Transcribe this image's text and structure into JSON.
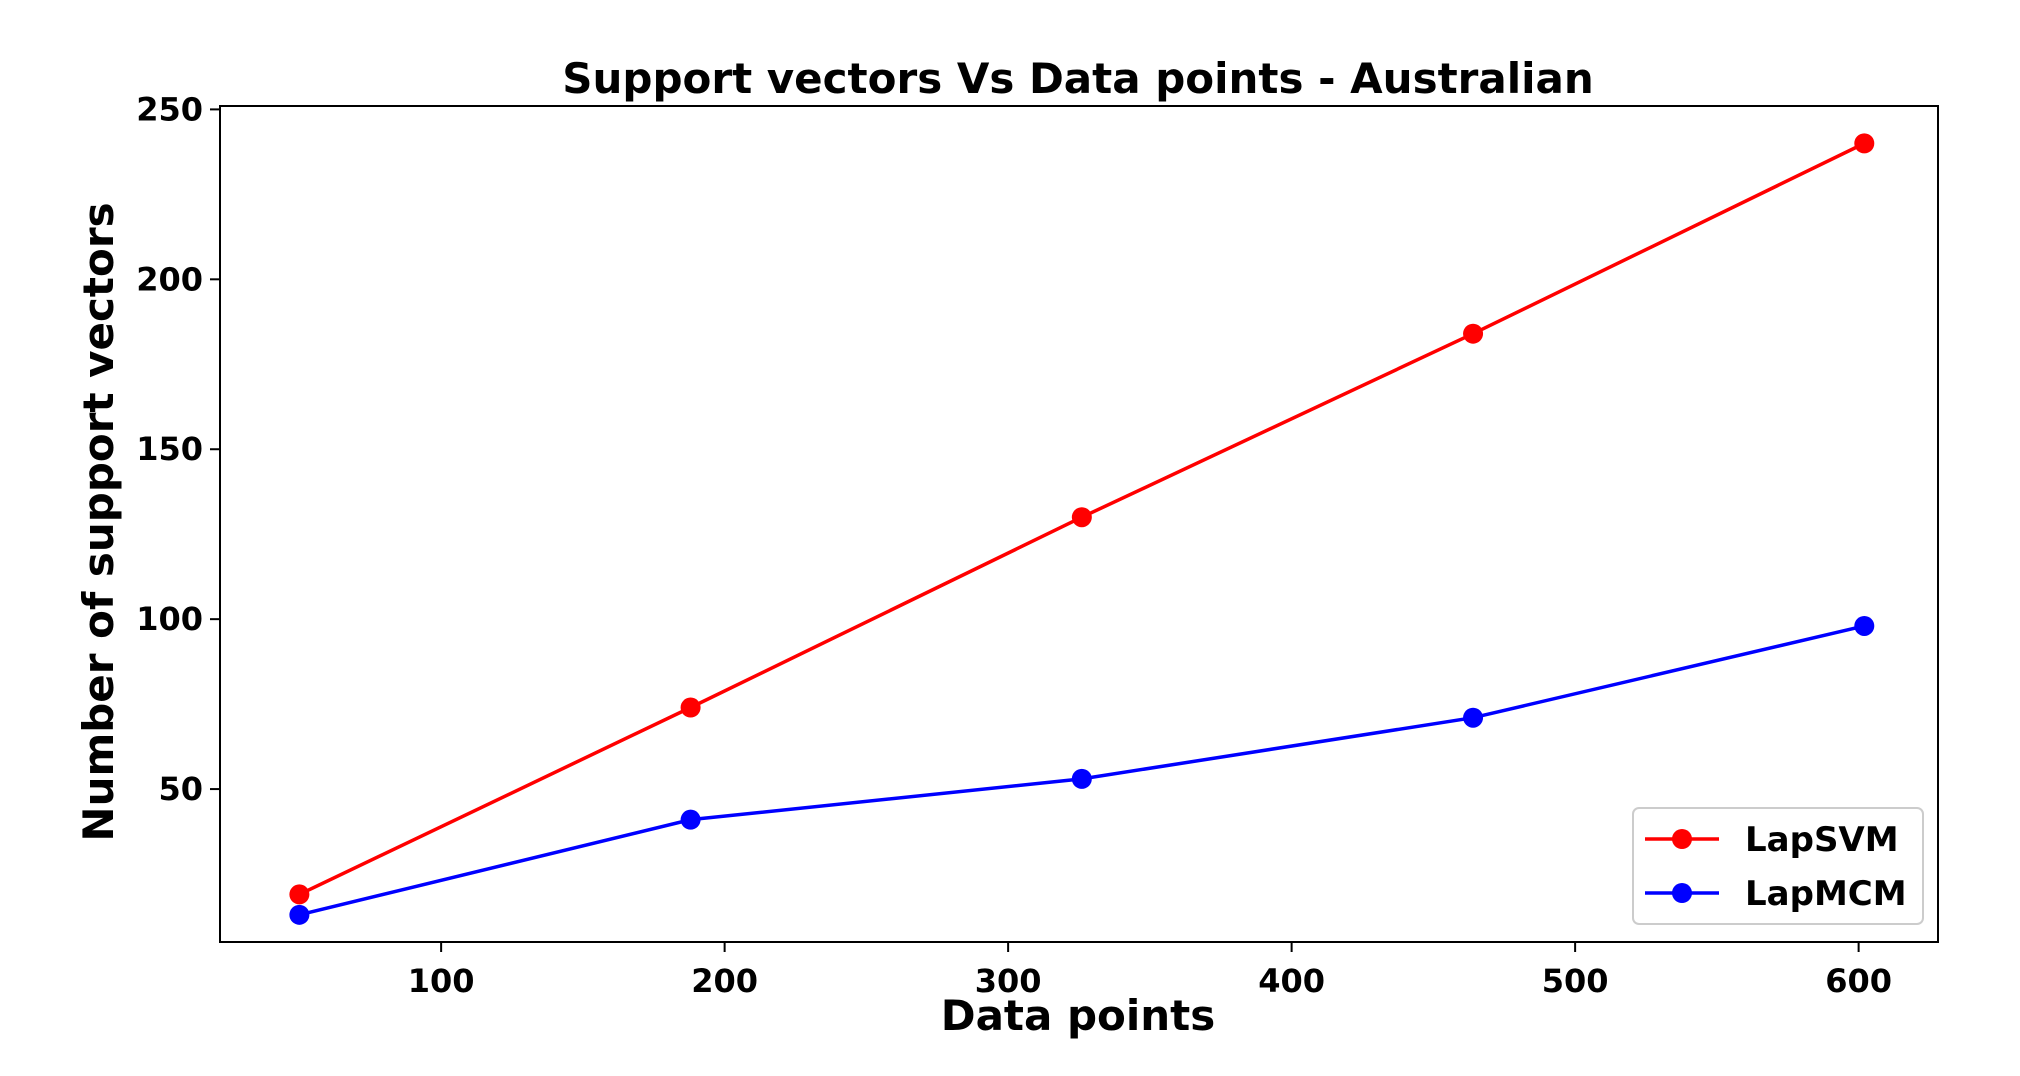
{
  "chart_data": {
    "type": "line",
    "title": "Support vectors Vs Data points - Australian",
    "xlabel": "Data points",
    "ylabel": "Number of support vectors",
    "xlim": [
      22,
      628
    ],
    "ylim": [
      5,
      251
    ],
    "xticks": [
      100,
      200,
      300,
      400,
      500,
      600
    ],
    "yticks": [
      50,
      100,
      150,
      200,
      250
    ],
    "grid": false,
    "legend_position": "bottom-right",
    "x": [
      50,
      188,
      326,
      464,
      602
    ],
    "series": [
      {
        "name": "LapSVM",
        "color": "#ff0000",
        "values": [
          19,
          74,
          130,
          184,
          240
        ]
      },
      {
        "name": "LapMCM",
        "color": "#0000ff",
        "values": [
          13,
          41,
          53,
          71,
          98
        ]
      }
    ]
  }
}
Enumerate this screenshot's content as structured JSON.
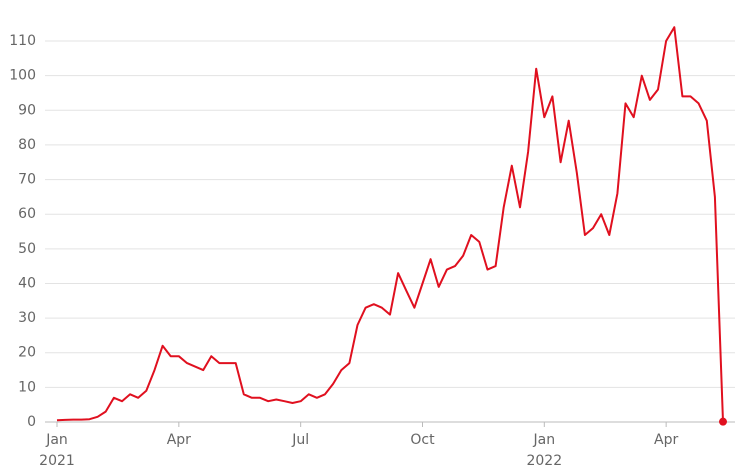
{
  "chart_data": {
    "type": "line",
    "categories": [
      "Jan 2021",
      null,
      null,
      null,
      null,
      null,
      null,
      null,
      null,
      null,
      null,
      null,
      null,
      null,
      null,
      "Apr",
      null,
      null,
      null,
      null,
      null,
      null,
      null,
      null,
      null,
      null,
      null,
      null,
      null,
      null,
      "Jul",
      null,
      null,
      null,
      null,
      null,
      null,
      null,
      null,
      null,
      null,
      null,
      null,
      null,
      null,
      "Oct",
      null,
      null,
      null,
      null,
      null,
      null,
      null,
      null,
      null,
      null,
      null,
      null,
      null,
      null,
      "Jan 2022",
      null,
      null,
      null,
      null,
      null,
      null,
      null,
      null,
      null,
      null,
      null,
      null,
      null,
      null,
      "Apr",
      null,
      null,
      null,
      null,
      null,
      null,
      null
    ],
    "series": [
      {
        "color": "#e0101f",
        "values": [
          0.5,
          0.6,
          0.7,
          0.7,
          0.8,
          1.5,
          3,
          7,
          6,
          8,
          7,
          9,
          15,
          22,
          19,
          19,
          17,
          16,
          15,
          19,
          17,
          17,
          17,
          8,
          7,
          7,
          6,
          6.5,
          6,
          5.5,
          6,
          8,
          7,
          8,
          11,
          15,
          17,
          28,
          33,
          34,
          33,
          31,
          43,
          38,
          33,
          40,
          47,
          39,
          44,
          45,
          48,
          54,
          52,
          44,
          45,
          62,
          74,
          62,
          78,
          102,
          88,
          94,
          75,
          87,
          72,
          54,
          56,
          60,
          54,
          66,
          92,
          88,
          100,
          93,
          96,
          110,
          114,
          94,
          94,
          92,
          87,
          65,
          0.1
        ]
      }
    ],
    "ylim": [
      0,
      120
    ],
    "yticks": [
      0,
      10,
      20,
      30,
      40,
      50,
      60,
      70,
      80,
      90,
      100,
      110
    ],
    "grid": true,
    "end_marker": true
  }
}
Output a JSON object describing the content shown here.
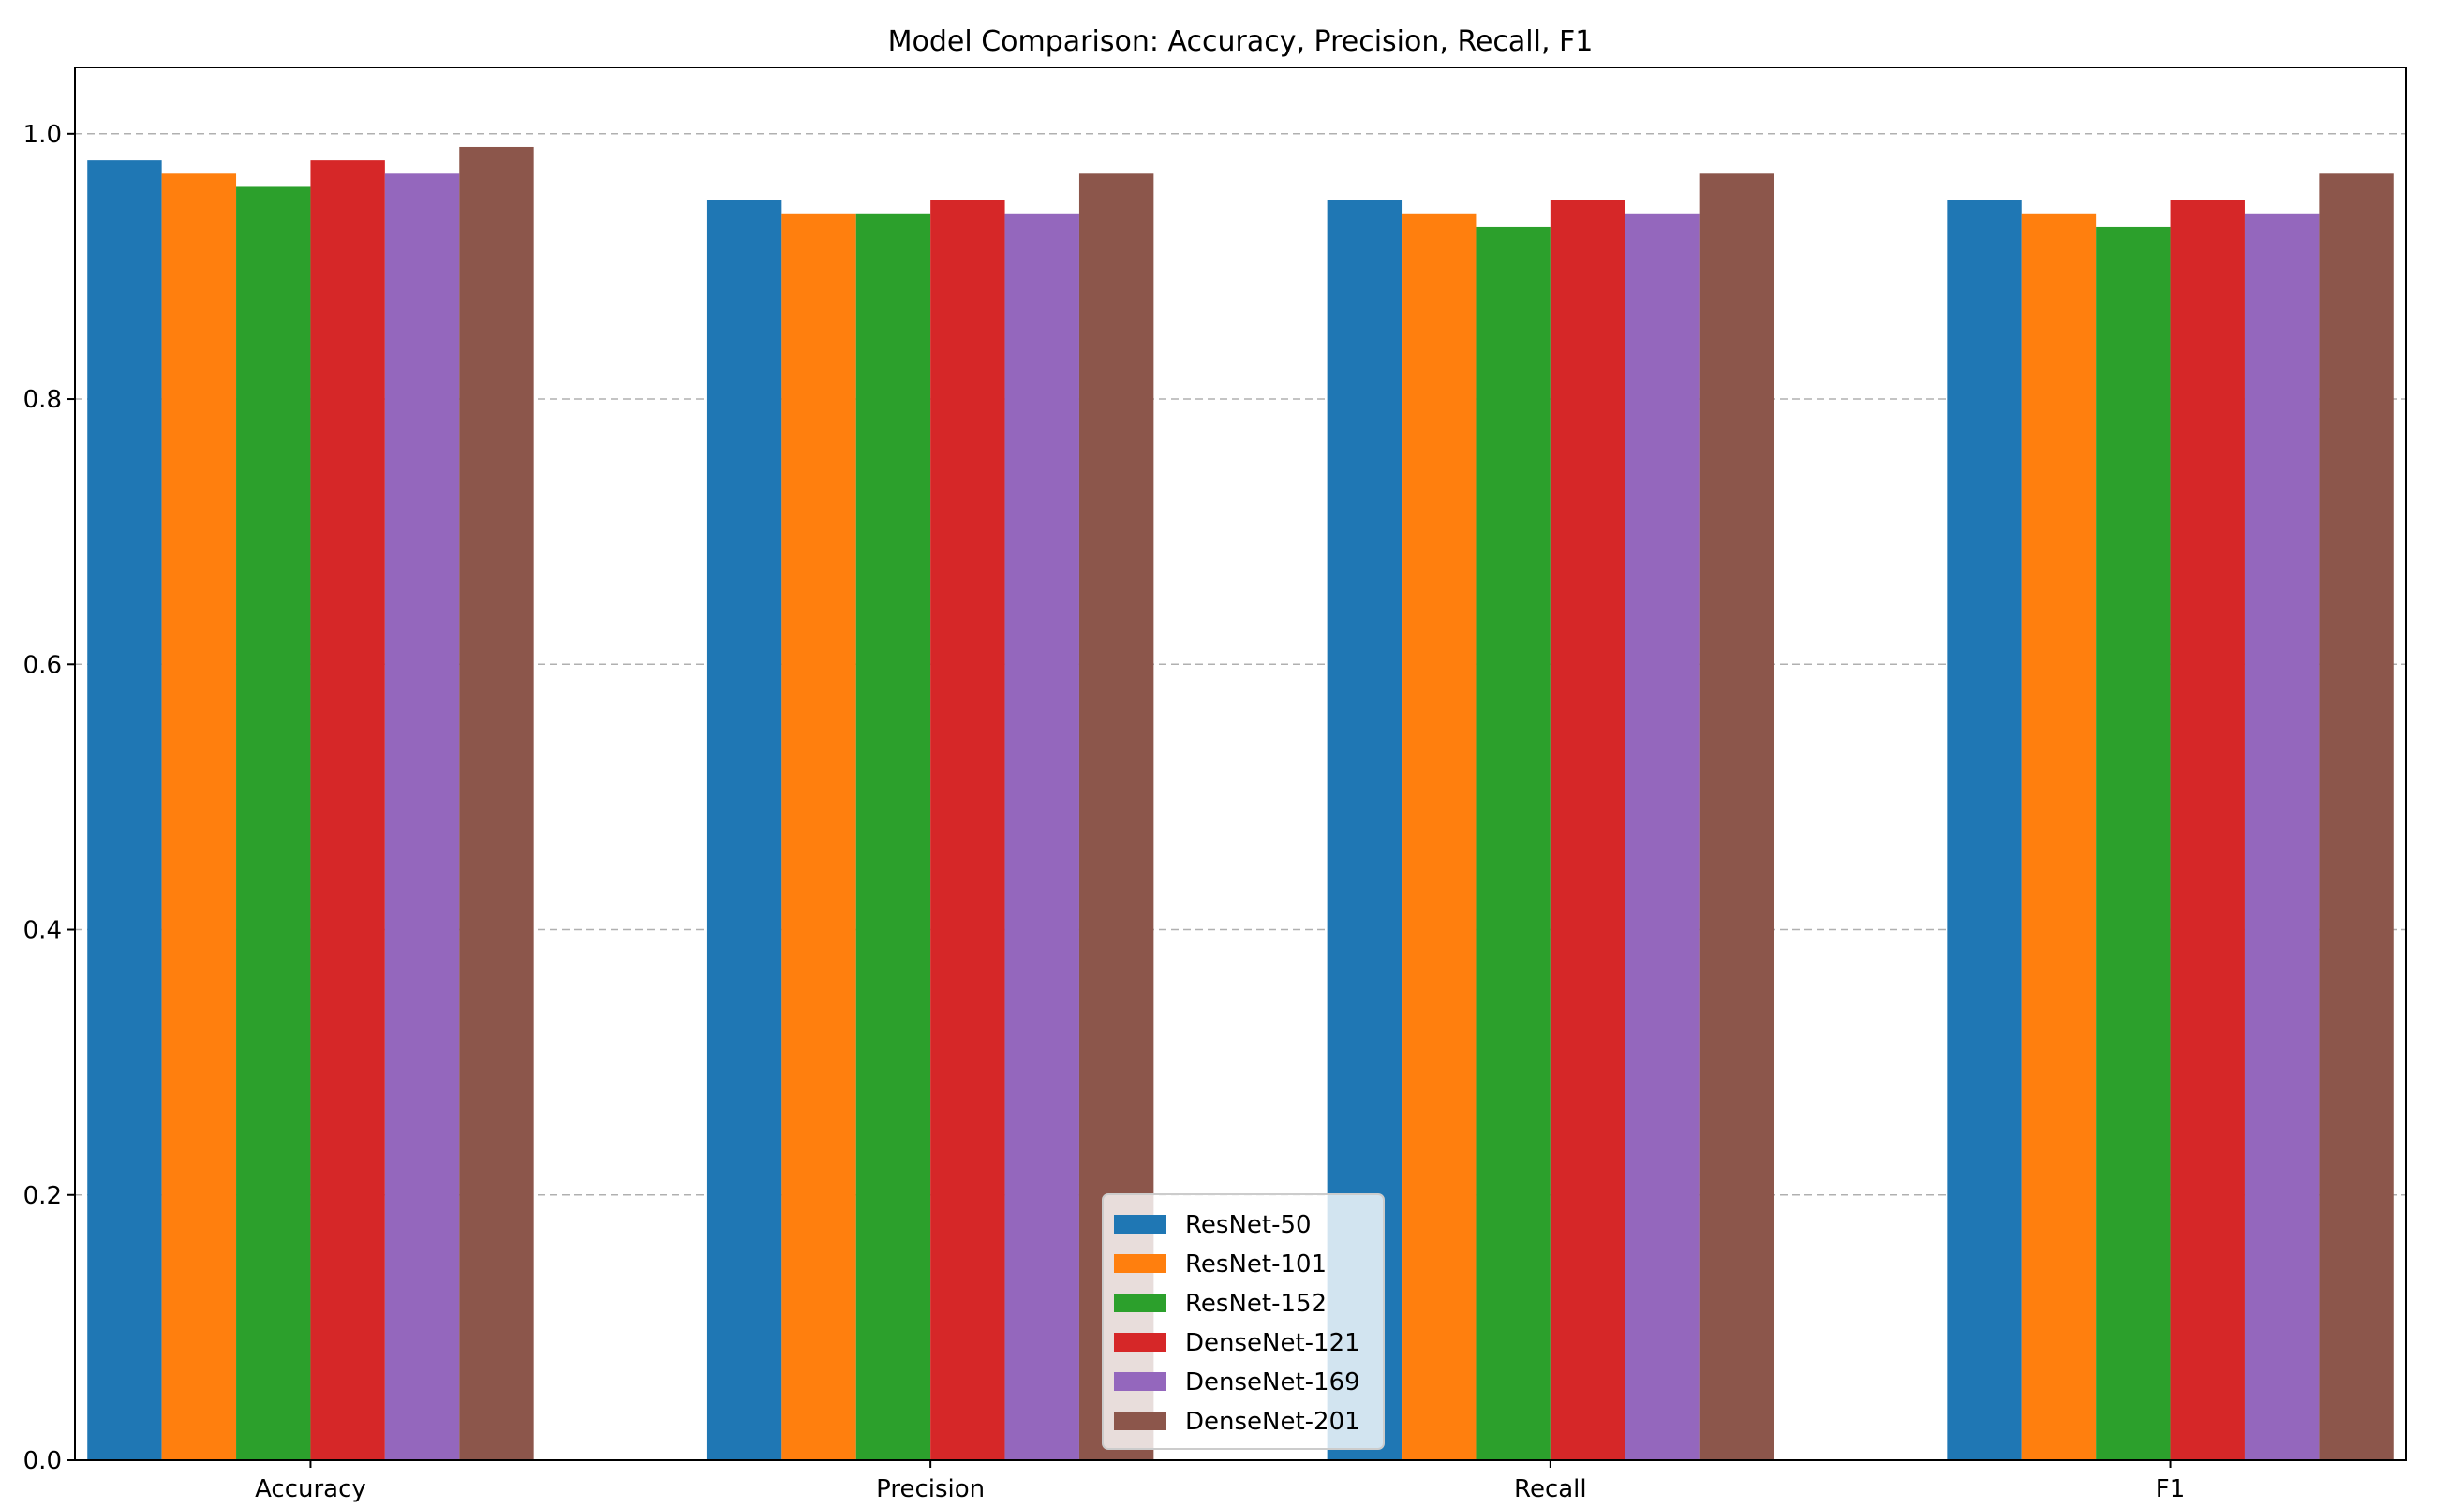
{
  "chart_data": {
    "type": "bar",
    "title": "Model Comparison: Accuracy, Precision, Recall, F1",
    "xlabel": "",
    "ylabel": "",
    "categories": [
      "Accuracy",
      "Precision",
      "Recall",
      "F1"
    ],
    "series": [
      {
        "name": "ResNet-50",
        "color": "#1f77b4",
        "values": [
          0.98,
          0.95,
          0.95,
          0.95
        ]
      },
      {
        "name": "ResNet-101",
        "color": "#ff7f0e",
        "values": [
          0.97,
          0.94,
          0.94,
          0.94
        ]
      },
      {
        "name": "ResNet-152",
        "color": "#2ca02c",
        "values": [
          0.96,
          0.94,
          0.93,
          0.93
        ]
      },
      {
        "name": "DenseNet-121",
        "color": "#d62728",
        "values": [
          0.98,
          0.95,
          0.95,
          0.95
        ]
      },
      {
        "name": "DenseNet-169",
        "color": "#9467bd",
        "values": [
          0.97,
          0.94,
          0.94,
          0.94
        ]
      },
      {
        "name": "DenseNet-201",
        "color": "#8c564b",
        "values": [
          0.99,
          0.97,
          0.97,
          0.97
        ]
      }
    ],
    "ylim": [
      0,
      1.05
    ],
    "yticks": [
      "0.0",
      "0.2",
      "0.4",
      "0.6",
      "0.8",
      "1.0"
    ],
    "grid": {
      "axis": "y",
      "style": "dashed"
    },
    "legend": {
      "placement": "bottom-center"
    }
  }
}
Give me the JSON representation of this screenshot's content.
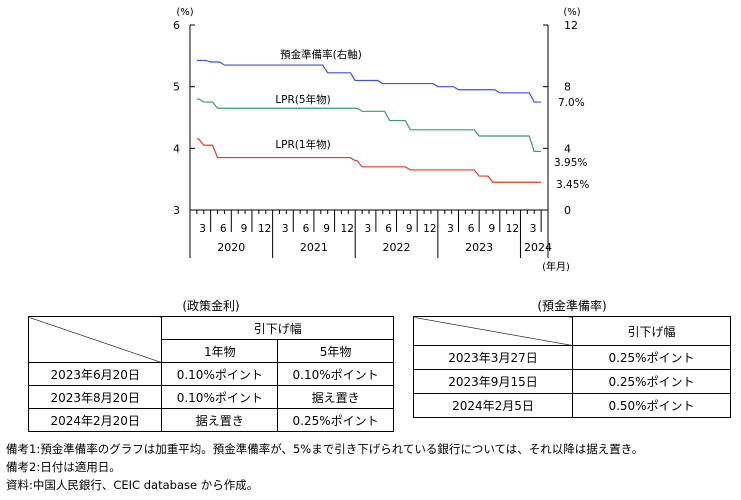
{
  "chart_data": {
    "type": "line",
    "left_axis": {
      "unit": "(%)",
      "ticks": [
        "6",
        "5",
        "4",
        "3"
      ],
      "range": [
        3,
        6
      ]
    },
    "right_axis": {
      "unit": "(%)",
      "ticks": [
        "12",
        "8",
        "4",
        "0"
      ],
      "range": [
        0,
        12
      ]
    },
    "x_month_labels": [
      "3",
      "6",
      "9",
      "12",
      "3",
      "6",
      "9",
      "12",
      "3",
      "6",
      "9",
      "12",
      "3",
      "6",
      "9",
      "12",
      "3"
    ],
    "x_year_labels": [
      "2020",
      "2021",
      "2022",
      "2023",
      "2024"
    ],
    "x_unit": "(年月)",
    "series": [
      {
        "name": "預金準備率(右軸)",
        "axis": "right",
        "color": "#3a52d6",
        "end_label": "7.0%",
        "points": [
          [
            "2020-01",
            9.7
          ],
          [
            "2020-03",
            9.6
          ],
          [
            "2020-05",
            9.4
          ],
          [
            "2021-07",
            9.4
          ],
          [
            "2021-08",
            8.9
          ],
          [
            "2021-12",
            8.4
          ],
          [
            "2022-04",
            8.2
          ],
          [
            "2022-12",
            8.0
          ],
          [
            "2023-03",
            7.8
          ],
          [
            "2023-09",
            7.6
          ],
          [
            "2024-02",
            7.0
          ],
          [
            "2024-03",
            7.0
          ]
        ]
      },
      {
        "name": "LPR(5年物)",
        "axis": "left",
        "color": "#3d9b6b",
        "end_label": "3.95%",
        "points": [
          [
            "2020-01",
            4.8
          ],
          [
            "2020-02",
            4.75
          ],
          [
            "2020-04",
            4.65
          ],
          [
            "2021-12",
            4.65
          ],
          [
            "2022-01",
            4.6
          ],
          [
            "2022-05",
            4.45
          ],
          [
            "2022-08",
            4.3
          ],
          [
            "2023-06",
            4.2
          ],
          [
            "2024-02",
            3.95
          ],
          [
            "2024-03",
            3.95
          ]
        ]
      },
      {
        "name": "LPR(1年物)",
        "axis": "left",
        "color": "#e03a2a",
        "end_label": "3.45%",
        "points": [
          [
            "2020-01",
            4.15
          ],
          [
            "2020-02",
            4.05
          ],
          [
            "2020-04",
            3.85
          ],
          [
            "2021-11",
            3.85
          ],
          [
            "2021-12",
            3.8
          ],
          [
            "2022-01",
            3.7
          ],
          [
            "2022-08",
            3.65
          ],
          [
            "2023-06",
            3.55
          ],
          [
            "2023-08",
            3.45
          ],
          [
            "2024-03",
            3.45
          ]
        ]
      }
    ]
  },
  "table_policy": {
    "title": "(政策金利)",
    "group_header": "引下げ幅",
    "col_headers": [
      "1年物",
      "5年物"
    ],
    "rows": [
      [
        "2023年6月20日",
        "0.10%ポイント",
        "0.10%ポイント"
      ],
      [
        "2023年8月20日",
        "0.10%ポイント",
        "据え置き"
      ],
      [
        "2024年2月20日",
        "据え置き",
        "0.25%ポイント"
      ]
    ]
  },
  "table_reserve": {
    "title": "(預金準備率)",
    "header": "引下げ幅",
    "rows": [
      [
        "2023年3月27日",
        "0.25%ポイント"
      ],
      [
        "2023年9月15日",
        "0.25%ポイント"
      ],
      [
        "2024年2月5日",
        "0.50%ポイント"
      ]
    ]
  },
  "notes": [
    "備考1:預金準備率のグラフは加重平均。預金準備率が、5%まで引き下げられている銀行については、それ以降は据え置き。",
    "備考2:日付は適用日。",
    "資料:中国人民銀行、CEIC database から作成。"
  ]
}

· · · · ·

TASK BRIEF: Make a tally of the lines in this data that include the string "bottom", and answer with that tally alone.

RESPONSE FOR THIS EXERCISE: 2